• **What the task requires**
Return the listing below unchanged, minus its pictures.

• **Rows**
(begin)
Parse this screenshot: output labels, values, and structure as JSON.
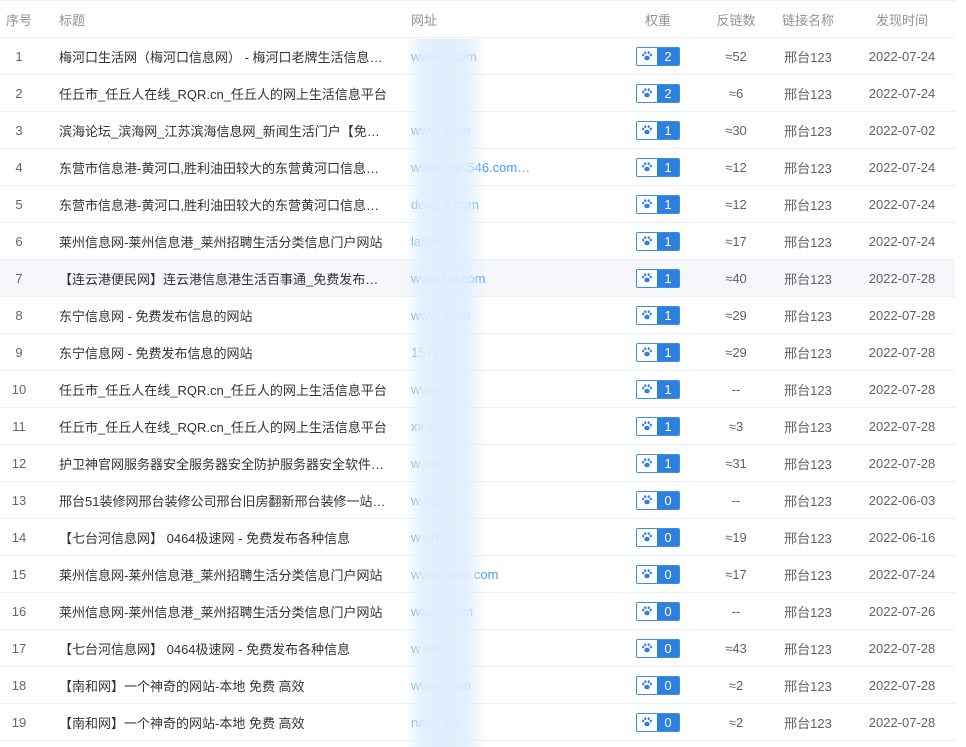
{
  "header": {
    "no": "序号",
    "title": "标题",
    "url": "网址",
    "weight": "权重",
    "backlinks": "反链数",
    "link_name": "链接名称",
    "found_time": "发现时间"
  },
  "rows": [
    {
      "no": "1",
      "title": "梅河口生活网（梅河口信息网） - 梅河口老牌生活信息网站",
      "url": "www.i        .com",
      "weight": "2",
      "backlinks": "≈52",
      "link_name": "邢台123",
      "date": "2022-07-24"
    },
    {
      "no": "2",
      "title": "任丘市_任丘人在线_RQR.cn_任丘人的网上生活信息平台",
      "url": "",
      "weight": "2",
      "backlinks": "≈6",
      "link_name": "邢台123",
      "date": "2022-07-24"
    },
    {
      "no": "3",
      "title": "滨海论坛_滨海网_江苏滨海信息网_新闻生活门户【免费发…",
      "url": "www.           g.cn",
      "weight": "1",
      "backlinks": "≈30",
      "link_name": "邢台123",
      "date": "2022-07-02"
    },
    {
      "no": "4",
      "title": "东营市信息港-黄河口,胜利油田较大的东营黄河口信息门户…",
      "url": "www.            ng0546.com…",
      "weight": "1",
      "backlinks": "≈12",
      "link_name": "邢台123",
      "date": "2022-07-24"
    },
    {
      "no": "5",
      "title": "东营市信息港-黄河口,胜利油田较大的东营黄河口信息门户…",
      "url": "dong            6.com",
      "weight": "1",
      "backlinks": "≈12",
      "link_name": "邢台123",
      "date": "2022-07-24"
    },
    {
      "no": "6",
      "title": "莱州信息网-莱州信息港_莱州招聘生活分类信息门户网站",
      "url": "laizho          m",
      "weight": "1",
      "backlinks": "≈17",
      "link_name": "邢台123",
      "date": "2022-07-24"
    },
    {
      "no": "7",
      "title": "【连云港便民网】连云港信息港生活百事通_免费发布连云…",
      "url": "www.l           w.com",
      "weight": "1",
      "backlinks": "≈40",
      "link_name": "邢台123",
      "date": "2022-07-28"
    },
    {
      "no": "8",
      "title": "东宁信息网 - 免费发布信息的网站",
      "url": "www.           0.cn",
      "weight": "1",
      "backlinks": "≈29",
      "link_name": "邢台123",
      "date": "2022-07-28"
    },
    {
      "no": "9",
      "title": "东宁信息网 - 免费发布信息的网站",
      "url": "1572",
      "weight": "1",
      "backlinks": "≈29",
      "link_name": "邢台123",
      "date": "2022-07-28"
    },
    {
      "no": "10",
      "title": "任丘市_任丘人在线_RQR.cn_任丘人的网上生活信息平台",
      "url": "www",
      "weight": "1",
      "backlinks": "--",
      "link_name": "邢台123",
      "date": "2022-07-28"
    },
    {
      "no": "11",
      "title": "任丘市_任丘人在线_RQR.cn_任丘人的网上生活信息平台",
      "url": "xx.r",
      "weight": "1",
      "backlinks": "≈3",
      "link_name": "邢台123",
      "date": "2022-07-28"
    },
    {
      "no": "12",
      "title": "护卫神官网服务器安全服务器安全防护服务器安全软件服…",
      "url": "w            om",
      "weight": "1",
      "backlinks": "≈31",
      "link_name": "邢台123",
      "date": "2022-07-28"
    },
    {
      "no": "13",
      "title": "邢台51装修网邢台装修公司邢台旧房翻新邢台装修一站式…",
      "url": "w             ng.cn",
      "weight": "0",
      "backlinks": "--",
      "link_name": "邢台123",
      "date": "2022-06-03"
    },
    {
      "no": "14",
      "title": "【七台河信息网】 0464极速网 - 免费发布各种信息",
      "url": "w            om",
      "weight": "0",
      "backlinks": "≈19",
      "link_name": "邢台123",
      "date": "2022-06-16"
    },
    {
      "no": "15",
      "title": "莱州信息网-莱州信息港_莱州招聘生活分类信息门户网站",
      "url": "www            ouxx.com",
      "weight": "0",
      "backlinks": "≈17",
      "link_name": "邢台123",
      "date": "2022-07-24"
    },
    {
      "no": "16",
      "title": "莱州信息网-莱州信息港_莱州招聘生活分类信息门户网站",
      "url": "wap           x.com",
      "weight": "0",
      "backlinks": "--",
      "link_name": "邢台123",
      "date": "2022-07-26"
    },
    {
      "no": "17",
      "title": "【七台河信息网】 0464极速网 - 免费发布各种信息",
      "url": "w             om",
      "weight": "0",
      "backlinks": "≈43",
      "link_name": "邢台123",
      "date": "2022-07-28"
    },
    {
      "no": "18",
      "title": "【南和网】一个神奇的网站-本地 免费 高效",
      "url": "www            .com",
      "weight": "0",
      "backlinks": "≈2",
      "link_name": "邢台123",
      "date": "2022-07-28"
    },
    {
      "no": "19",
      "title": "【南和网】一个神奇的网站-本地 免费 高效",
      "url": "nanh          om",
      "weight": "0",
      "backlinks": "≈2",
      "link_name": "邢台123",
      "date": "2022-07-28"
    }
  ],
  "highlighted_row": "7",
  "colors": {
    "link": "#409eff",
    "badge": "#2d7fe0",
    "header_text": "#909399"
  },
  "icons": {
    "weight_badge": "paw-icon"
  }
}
(end)
• **Solution to this task**
Parse this screenshot: output labels, values, and structure as JSON.
{
  "header": {
    "no": "序号",
    "title": "标题",
    "url": "网址",
    "weight": "权重",
    "backlinks": "反链数",
    "link_name": "链接名称",
    "found_time": "发现时间"
  },
  "rows": [
    {
      "no": "1",
      "title": "梅河口生活网（梅河口信息网） - 梅河口老牌生活信息网站",
      "url": "www.i        .com",
      "weight": "2",
      "backlinks": "≈52",
      "link_name": "邢台123",
      "date": "2022-07-24"
    },
    {
      "no": "2",
      "title": "任丘市_任丘人在线_RQR.cn_任丘人的网上生活信息平台",
      "url": "",
      "weight": "2",
      "backlinks": "≈6",
      "link_name": "邢台123",
      "date": "2022-07-24"
    },
    {
      "no": "3",
      "title": "滨海论坛_滨海网_江苏滨海信息网_新闻生活门户【免费发…",
      "url": "www.           g.cn",
      "weight": "1",
      "backlinks": "≈30",
      "link_name": "邢台123",
      "date": "2022-07-02"
    },
    {
      "no": "4",
      "title": "东营市信息港-黄河口,胜利油田较大的东营黄河口信息门户…",
      "url": "www.            ng0546.com…",
      "weight": "1",
      "backlinks": "≈12",
      "link_name": "邢台123",
      "date": "2022-07-24"
    },
    {
      "no": "5",
      "title": "东营市信息港-黄河口,胜利油田较大的东营黄河口信息门户…",
      "url": "dong            6.com",
      "weight": "1",
      "backlinks": "≈12",
      "link_name": "邢台123",
      "date": "2022-07-24"
    },
    {
      "no": "6",
      "title": "莱州信息网-莱州信息港_莱州招聘生活分类信息门户网站",
      "url": "laizho          m",
      "weight": "1",
      "backlinks": "≈17",
      "link_name": "邢台123",
      "date": "2022-07-24"
    },
    {
      "no": "7",
      "title": "【连云港便民网】连云港信息港生活百事通_免费发布连云…",
      "url": "www.l           w.com",
      "weight": "1",
      "backlinks": "≈40",
      "link_name": "邢台123",
      "date": "2022-07-28"
    },
    {
      "no": "8",
      "title": "东宁信息网 - 免费发布信息的网站",
      "url": "www.           0.cn",
      "weight": "1",
      "backlinks": "≈29",
      "link_name": "邢台123",
      "date": "2022-07-28"
    },
    {
      "no": "9",
      "title": "东宁信息网 - 免费发布信息的网站",
      "url": "1572",
      "weight": "1",
      "backlinks": "≈29",
      "link_name": "邢台123",
      "date": "2022-07-28"
    },
    {
      "no": "10",
      "title": "任丘市_任丘人在线_RQR.cn_任丘人的网上生活信息平台",
      "url": "www",
      "weight": "1",
      "backlinks": "--",
      "link_name": "邢台123",
      "date": "2022-07-28"
    },
    {
      "no": "11",
      "title": "任丘市_任丘人在线_RQR.cn_任丘人的网上生活信息平台",
      "url": "xx.r",
      "weight": "1",
      "backlinks": "≈3",
      "link_name": "邢台123",
      "date": "2022-07-28"
    },
    {
      "no": "12",
      "title": "护卫神官网服务器安全服务器安全防护服务器安全软件服…",
      "url": "w            om",
      "weight": "1",
      "backlinks": "≈31",
      "link_name": "邢台123",
      "date": "2022-07-28"
    },
    {
      "no": "13",
      "title": "邢台51装修网邢台装修公司邢台旧房翻新邢台装修一站式…",
      "url": "w             ng.cn",
      "weight": "0",
      "backlinks": "--",
      "link_name": "邢台123",
      "date": "2022-06-03"
    },
    {
      "no": "14",
      "title": "【七台河信息网】 0464极速网 - 免费发布各种信息",
      "url": "w            om",
      "weight": "0",
      "backlinks": "≈19",
      "link_name": "邢台123",
      "date": "2022-06-16"
    },
    {
      "no": "15",
      "title": "莱州信息网-莱州信息港_莱州招聘生活分类信息门户网站",
      "url": "www            ouxx.com",
      "weight": "0",
      "backlinks": "≈17",
      "link_name": "邢台123",
      "date": "2022-07-24"
    },
    {
      "no": "16",
      "title": "莱州信息网-莱州信息港_莱州招聘生活分类信息门户网站",
      "url": "wap           x.com",
      "weight": "0",
      "backlinks": "--",
      "link_name": "邢台123",
      "date": "2022-07-26"
    },
    {
      "no": "17",
      "title": "【七台河信息网】 0464极速网 - 免费发布各种信息",
      "url": "w             om",
      "weight": "0",
      "backlinks": "≈43",
      "link_name": "邢台123",
      "date": "2022-07-28"
    },
    {
      "no": "18",
      "title": "【南和网】一个神奇的网站-本地 免费 高效",
      "url": "www            .com",
      "weight": "0",
      "backlinks": "≈2",
      "link_name": "邢台123",
      "date": "2022-07-28"
    },
    {
      "no": "19",
      "title": "【南和网】一个神奇的网站-本地 免费 高效",
      "url": "nanh          om",
      "weight": "0",
      "backlinks": "≈2",
      "link_name": "邢台123",
      "date": "2022-07-28"
    }
  ],
  "highlighted_row": "7",
  "colors": {
    "link": "#409eff",
    "badge": "#2d7fe0",
    "header_text": "#909399"
  },
  "icons": {
    "weight_badge": "paw-icon"
  }
}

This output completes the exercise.